-- begin RECORDS SHOWN --
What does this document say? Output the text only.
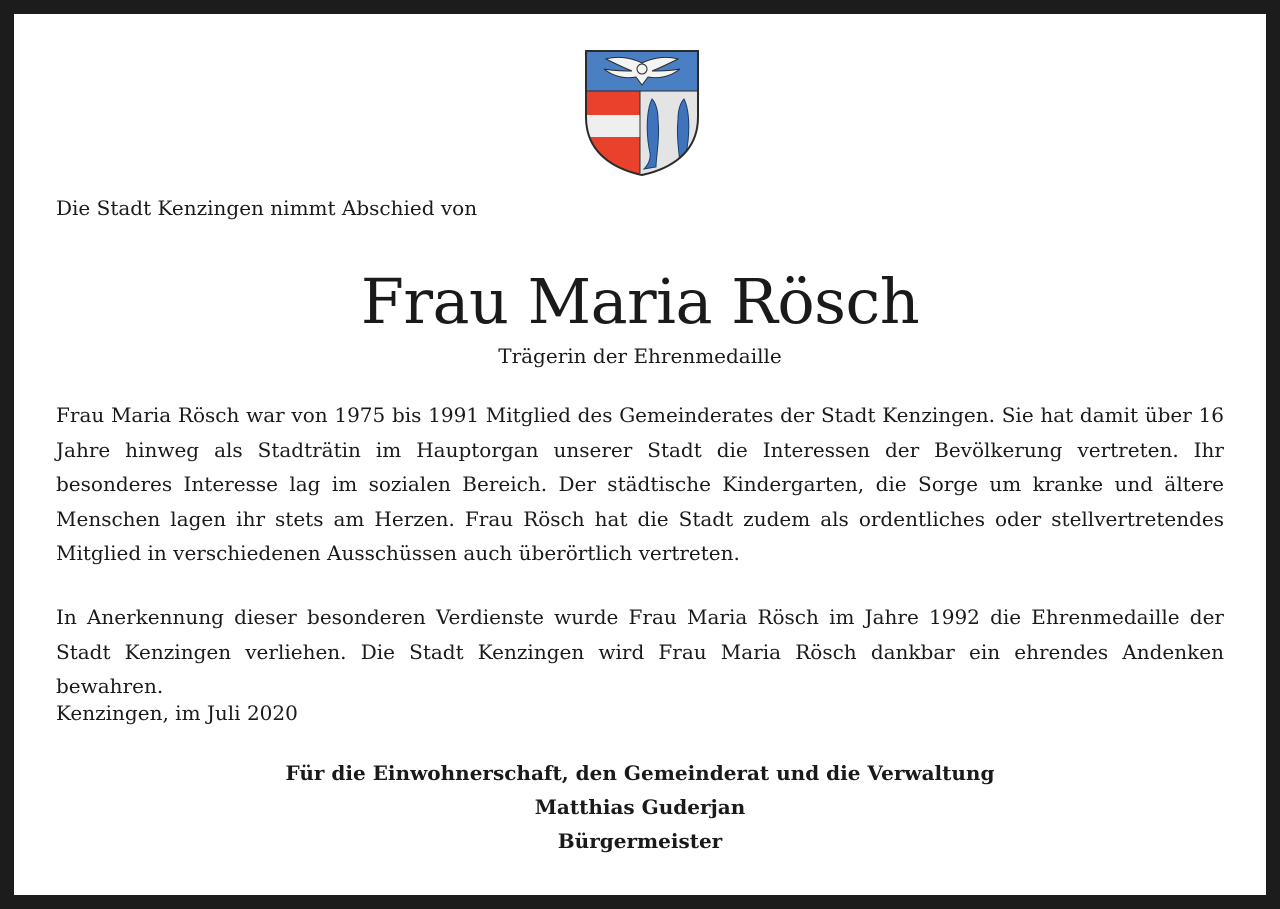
Die Stadt Kenzingen nimmt Abschied von
Frau Maria Rösch
Trägerin der Ehrenmedaille

Frau Maria Rösch war von 1975 bis 1991 Mitglied des Gemeinderates der Stadt Kenzingen. Sie hat damit über 16 Jahre hinweg als Stadträtin im Hauptorgan unserer Stadt die Interessen der Bevölkerung vertreten. Ihr besonderes Interesse lag im sozialen Bereich. Der städtische Kindergarten, die Sorge um kranke und ältere Menschen lagen ihr stets am Herzen. Frau Rösch hat die Stadt zudem als ordentliches oder stellvertretendes Mitglied in verschiedenen Ausschüssen auch überörtlich vertreten.

In Anerkennung dieser besonderen Verdienste wurde Frau Maria Rösch im Jahre 1992 die Ehrenmedaille der Stadt Kenzingen verliehen. Die Stadt Kenzingen wird Frau Maria Rösch dankbar ein ehrendes Andenken bewahren.

Kenzingen, im Juli 2020
Für die Einwohnerschaft, den Gemeinderat und die Verwaltung
Matthias Guderjan
Bürgermeister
-- end RECORDS SHOWN --
STATED TASK —
Transcribe each line above verbatim, with the pictures left out.

SOLUTION TO THIS TASK —
What does this document say? Output the text only.
Die Stadt Kenzingen nimmt Abschied von
Frau Maria Rösch
Trägerin der Ehrenmedaille

Frau Maria Rösch war von 1975 bis 1991 Mitglied des Gemeinderates der Stadt Kenzingen. Sie hat damit über 16 Jahre hinweg als Stadträtin im Hauptorgan unserer Stadt die Interessen der Bevölkerung vertreten. Ihr besonderes Interesse lag im sozialen Bereich. Der städtische Kindergarten, die Sorge um kranke und ältere Menschen lagen ihr stets am Herzen. Frau Rösch hat die Stadt zudem als ordentliches oder stellvertretendes Mitglied in verschiedenen Ausschüssen auch überörtlich vertreten.

In Anerkennung dieser besonderen Verdienste wurde Frau Maria Rösch im Jahre 1992 die Ehrenmedaille der Stadt Kenzingen verliehen. Die Stadt Kenzingen wird Frau Maria Rösch dankbar ein ehrendes Andenken bewahren.

Kenzingen, im Juli 2020
Für die Einwohnerschaft, den Gemeinderat und die Verwaltung
Matthias Guderjan
Bürgermeister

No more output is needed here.